Select lines where the word "Recreation" appears.

--------

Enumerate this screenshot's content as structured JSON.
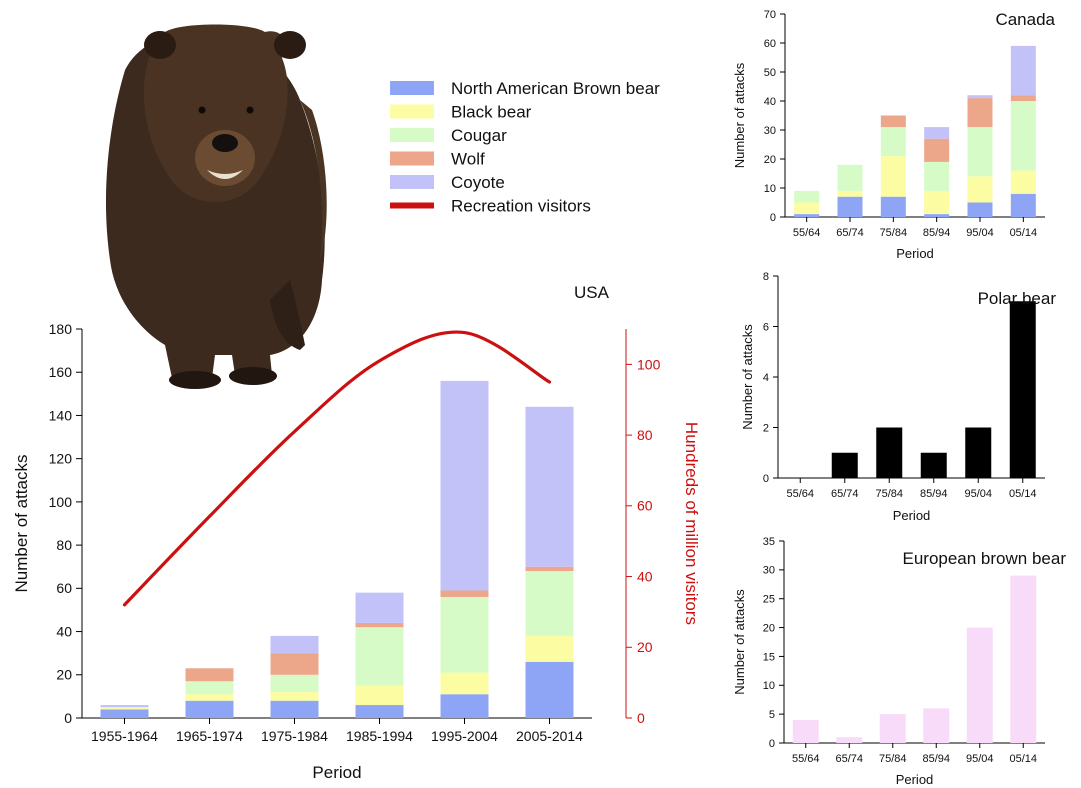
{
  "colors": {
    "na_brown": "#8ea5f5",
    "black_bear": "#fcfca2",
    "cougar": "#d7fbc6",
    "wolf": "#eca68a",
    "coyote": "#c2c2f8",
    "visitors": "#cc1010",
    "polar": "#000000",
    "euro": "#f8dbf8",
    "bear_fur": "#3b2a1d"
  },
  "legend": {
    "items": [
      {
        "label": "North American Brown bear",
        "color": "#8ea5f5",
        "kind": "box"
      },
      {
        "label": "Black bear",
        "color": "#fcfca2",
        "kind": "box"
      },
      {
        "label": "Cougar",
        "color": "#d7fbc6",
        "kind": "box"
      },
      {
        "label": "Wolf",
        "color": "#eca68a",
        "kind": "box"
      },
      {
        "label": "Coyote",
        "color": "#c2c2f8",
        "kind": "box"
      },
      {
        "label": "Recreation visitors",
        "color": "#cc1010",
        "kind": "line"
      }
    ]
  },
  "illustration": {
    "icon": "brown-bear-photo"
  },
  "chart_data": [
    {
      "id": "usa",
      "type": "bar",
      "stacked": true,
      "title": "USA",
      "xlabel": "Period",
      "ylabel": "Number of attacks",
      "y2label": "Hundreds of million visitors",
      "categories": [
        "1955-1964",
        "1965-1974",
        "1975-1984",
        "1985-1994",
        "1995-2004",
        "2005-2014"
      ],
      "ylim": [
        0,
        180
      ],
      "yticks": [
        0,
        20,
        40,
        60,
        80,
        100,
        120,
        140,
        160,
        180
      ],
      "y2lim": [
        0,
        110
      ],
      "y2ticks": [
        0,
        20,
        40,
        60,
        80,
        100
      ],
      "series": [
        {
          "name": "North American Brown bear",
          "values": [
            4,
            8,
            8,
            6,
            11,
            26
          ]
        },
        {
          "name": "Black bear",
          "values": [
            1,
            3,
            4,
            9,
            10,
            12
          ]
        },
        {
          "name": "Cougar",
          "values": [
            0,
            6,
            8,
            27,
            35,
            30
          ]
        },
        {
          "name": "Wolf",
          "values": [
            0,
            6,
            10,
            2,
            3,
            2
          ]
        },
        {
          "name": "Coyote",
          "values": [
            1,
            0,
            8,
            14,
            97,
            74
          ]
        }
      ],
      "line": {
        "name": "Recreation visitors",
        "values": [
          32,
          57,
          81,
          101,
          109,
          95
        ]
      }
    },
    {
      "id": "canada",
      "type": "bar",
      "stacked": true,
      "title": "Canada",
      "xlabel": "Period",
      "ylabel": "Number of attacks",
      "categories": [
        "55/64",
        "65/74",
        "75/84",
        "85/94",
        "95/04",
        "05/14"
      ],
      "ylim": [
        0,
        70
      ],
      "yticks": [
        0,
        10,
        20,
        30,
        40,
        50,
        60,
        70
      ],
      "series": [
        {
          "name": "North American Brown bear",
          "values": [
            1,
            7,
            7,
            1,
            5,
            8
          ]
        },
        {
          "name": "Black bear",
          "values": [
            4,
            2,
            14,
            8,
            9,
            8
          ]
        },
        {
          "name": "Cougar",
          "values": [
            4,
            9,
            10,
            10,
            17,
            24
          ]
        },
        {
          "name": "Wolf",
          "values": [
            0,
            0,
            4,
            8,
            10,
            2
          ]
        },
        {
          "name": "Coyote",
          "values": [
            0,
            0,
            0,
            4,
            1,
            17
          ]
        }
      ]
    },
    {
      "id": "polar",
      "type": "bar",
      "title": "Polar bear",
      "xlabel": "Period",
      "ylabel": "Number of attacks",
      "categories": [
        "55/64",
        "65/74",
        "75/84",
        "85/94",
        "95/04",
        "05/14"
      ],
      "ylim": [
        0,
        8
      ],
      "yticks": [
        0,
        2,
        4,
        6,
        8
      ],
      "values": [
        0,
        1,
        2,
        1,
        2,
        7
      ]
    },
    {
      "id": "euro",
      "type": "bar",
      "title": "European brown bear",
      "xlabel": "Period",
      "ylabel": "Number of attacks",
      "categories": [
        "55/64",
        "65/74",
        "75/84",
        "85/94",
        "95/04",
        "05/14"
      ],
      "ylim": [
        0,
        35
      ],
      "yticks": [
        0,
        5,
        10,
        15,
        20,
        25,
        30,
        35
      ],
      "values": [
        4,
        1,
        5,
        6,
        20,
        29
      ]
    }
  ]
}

--------

Response to the task:
        "label": "Recreation visitors",
        "name": "Recreation visitors",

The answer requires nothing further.